RECORDS SUPPLIED:
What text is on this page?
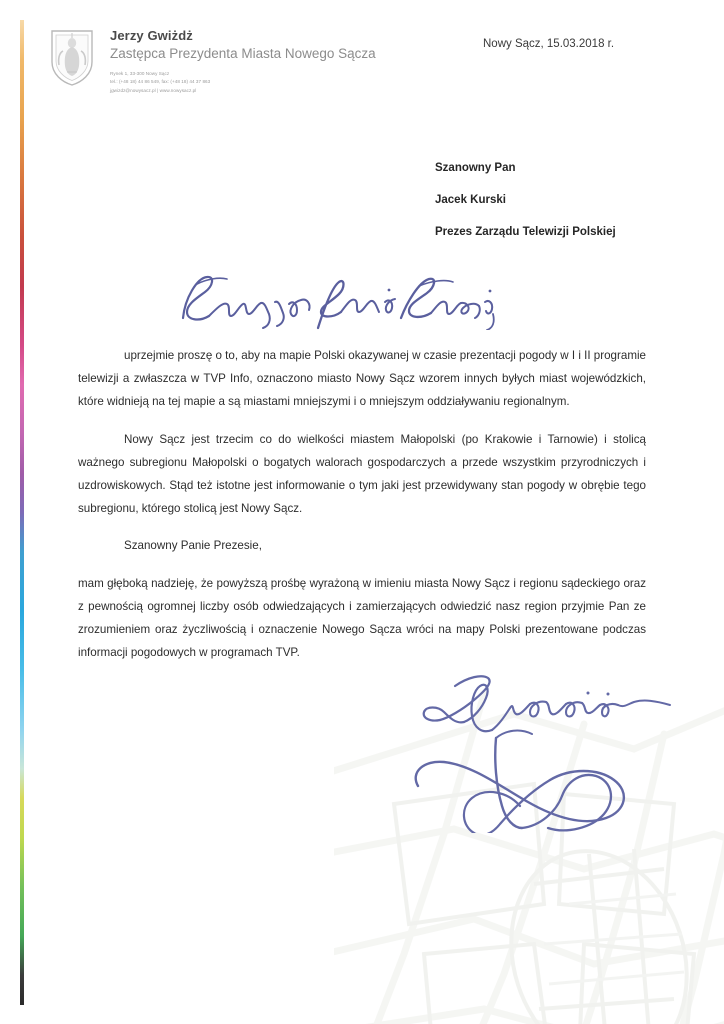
Jerzy Gwiżdż
Zastępca Prezydenta Miasta Nowego Sącza
Rynek 1, 33-300 Nowy Sącz
tel.: (+48 18) 44 86 549, fax: (+48 18) 44 37 863
jgwizdz@nowysacz.pl | www.nowysacz.pl
Nowy Sącz, 15.03.2018 r.
Szanowny Pan
Jacek Kurski
Prezes Zarządu Telewizji Polskiej

uprzejmie proszę o to, aby na mapie Polski okazywanej w czasie prezentacji pogody w I i II programie telewizji a zwłaszcza w TVP Info, oznaczono miasto Nowy Sącz wzorem innych byłych miast wojewódzkich, które widnieją na tej mapie a są miastami mniejszymi i o mniejszym oddziaływaniu regionalnym.

Nowy Sącz jest trzecim co do wielkości miastem Małopolski (po Krakowie i Tarnowie) i stolicą ważnego subregionu Małopolski o bogatych walorach gospodarczych a przede wszystkim przyrodniczych i uzdrowiskowych. Stąd też istotne jest informowanie o tym jaki jest przewidywany stan pogody w obrębie tego subregionu, którego stolicą jest Nowy Sącz.

Szanowny Panie Prezesie,

mam głęboką nadzieję, że powyższą prośbę wyrażoną w imieniu miasta Nowy Sącz i regionu sądeckiego oraz z pewnością ogromnej liczby osób odwiedzających i zamierzających odwiedzić nasz region przyjmie Pan ze zrozumieniem oraz życzliwością i oznaczenie Nowego Sącza wróci na mapy Polski prezentowane podczas informacji pogodowych w programach TVP.
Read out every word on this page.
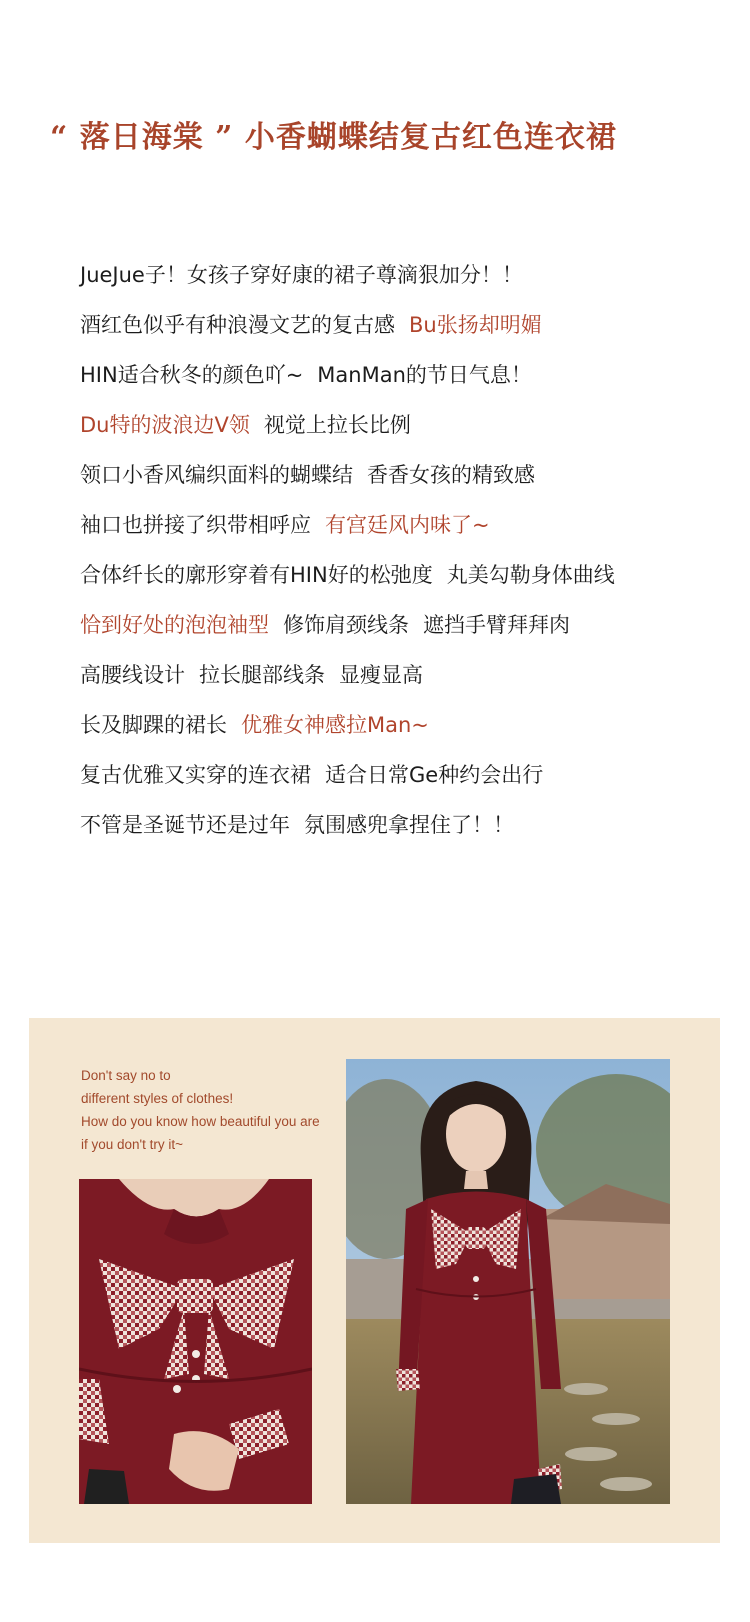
“ 落日海棠 ” 小香蝴蝶结复古红色连衣裙
JueJue子！女孩子穿好康的裙子尊滴狠加分！！
酒红色似乎有种浪漫文艺的复古感 Bu张扬却明媚
HIN适合秋冬的颜色吖~ ManMan的节日气息！
Du特的波浪边V领 视觉上拉长比例
领口小香风编织面料的蝴蝶结 香香女孩的精致感
袖口也拼接了织带相呼应 有宫廷风内味了~
合体纤长的廓形穿着有HIN好的松弛度 丸美勾勒身体曲线
恰到好处的泡泡袖型 修饰肩颈线条 遮挡手臂拜拜肉
高腰线设计 拉长腿部线条 显瘦显高
长及脚踝的裙长 优雅女神感拉Man~
复古优雅又实穿的连衣裙 适合日常Ge种约会出行
不管是圣诞节还是过年 氛围感兜拿捏住了！！
Don't say no to
different styles of clothes!
How do you know how beautiful you are
if you don't try it~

PROBLEM REQUIREMENTS:
Do not include the images; transcribe the rest of the listing exactly.

SOLUTION TO THIS EXERCISE:
What text is on this page?
Jerzy Gwiżdż
Zastępca Prezydenta Miasta Nowego Sącza
Rynek 1, 33-300 Nowy Sącz
tel.: (+48 18) 44 86 549, fax: (+48 18) 44 37 863
jgwizdz@nowysacz.pl | www.nowysacz.pl
Nowy Sącz, 15.03.2018 r.
Szanowny Pan
Jacek Kurski
Prezes Zarządu Telewizji Polskiej

uprzejmie proszę o to, aby na mapie Polski okazywanej w czasie prezentacji pogody w I i II programie telewizji a zwłaszcza w TVP Info, oznaczono miasto Nowy Sącz wzorem innych byłych miast wojewódzkich, które widnieją na tej mapie a są miastami mniejszymi i o mniejszym oddziaływaniu regionalnym.

Nowy Sącz jest trzecim co do wielkości miastem Małopolski (po Krakowie i Tarnowie) i stolicą ważnego subregionu Małopolski o bogatych walorach gospodarczych a przede wszystkim przyrodniczych i uzdrowiskowych. Stąd też istotne jest informowanie o tym jaki jest przewidywany stan pogody w obrębie tego subregionu, którego stolicą jest Nowy Sącz.

Szanowny Panie Prezesie,

mam głęboką nadzieję, że powyższą prośbę wyrażoną w imieniu miasta Nowy Sącz i regionu sądeckiego oraz z pewnością ogromnej liczby osób odwiedzających i zamierzających odwiedzić nasz region przyjmie Pan ze zrozumieniem oraz życzliwością i oznaczenie Nowego Sącza wróci na mapy Polski prezentowane podczas informacji pogodowych w programach TVP.
Read out every word on this page.
“ 落日海棠 ” 小香蝴蝶结复古红色连衣裙
JueJue子！女孩子穿好康的裙子尊滴狠加分！！
酒红色似乎有种浪漫文艺的复古感 Bu张扬却明媚
HIN适合秋冬的颜色吖~ ManMan的节日气息！
Du特的波浪边V领 视觉上拉长比例
领口小香风编织面料的蝴蝶结 香香女孩的精致感
袖口也拼接了织带相呼应 有宫廷风内味了~
合体纤长的廓形穿着有HIN好的松弛度 丸美勾勒身体曲线
恰到好处的泡泡袖型 修饰肩颈线条 遮挡手臂拜拜肉
高腰线设计 拉长腿部线条 显瘦显高
长及脚踝的裙长 优雅女神感拉Man~
复古优雅又实穿的连衣裙 适合日常Ge种约会出行
不管是圣诞节还是过年 氛围感兜拿捏住了！！
Don't say no to
different styles of clothes!
How do you know how beautiful you are
if you don't try it~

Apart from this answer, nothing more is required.